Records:
--
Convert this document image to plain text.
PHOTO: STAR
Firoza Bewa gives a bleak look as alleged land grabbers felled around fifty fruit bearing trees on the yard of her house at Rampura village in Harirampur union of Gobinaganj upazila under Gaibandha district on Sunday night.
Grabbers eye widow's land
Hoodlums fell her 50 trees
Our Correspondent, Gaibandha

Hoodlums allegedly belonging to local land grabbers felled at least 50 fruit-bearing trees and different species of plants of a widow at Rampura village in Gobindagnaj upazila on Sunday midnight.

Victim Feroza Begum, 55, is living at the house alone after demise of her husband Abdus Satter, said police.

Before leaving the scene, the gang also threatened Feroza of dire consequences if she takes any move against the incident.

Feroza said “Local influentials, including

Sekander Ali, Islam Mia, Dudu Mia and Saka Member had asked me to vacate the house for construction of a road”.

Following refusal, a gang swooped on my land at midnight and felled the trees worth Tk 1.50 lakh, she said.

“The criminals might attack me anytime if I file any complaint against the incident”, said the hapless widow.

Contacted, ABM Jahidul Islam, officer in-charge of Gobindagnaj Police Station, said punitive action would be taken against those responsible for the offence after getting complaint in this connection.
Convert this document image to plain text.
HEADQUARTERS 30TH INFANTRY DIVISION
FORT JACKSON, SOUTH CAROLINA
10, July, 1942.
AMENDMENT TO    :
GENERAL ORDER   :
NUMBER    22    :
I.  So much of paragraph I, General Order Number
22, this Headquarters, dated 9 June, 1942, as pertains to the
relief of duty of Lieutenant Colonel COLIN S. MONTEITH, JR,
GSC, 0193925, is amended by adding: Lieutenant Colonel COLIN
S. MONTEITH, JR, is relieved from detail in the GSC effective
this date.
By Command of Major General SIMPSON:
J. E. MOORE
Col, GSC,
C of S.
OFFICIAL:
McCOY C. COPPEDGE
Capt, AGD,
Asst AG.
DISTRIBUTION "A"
--
Where a line in the material above holds "gang", copy that line.

Before leaving the scene, the gang also threatened Feroza of dire consequences if she takes any move against the incident.
Following refusal, a gang swooped on my land at midnight and felled the trees worth Tk 1.50 lakh, she said.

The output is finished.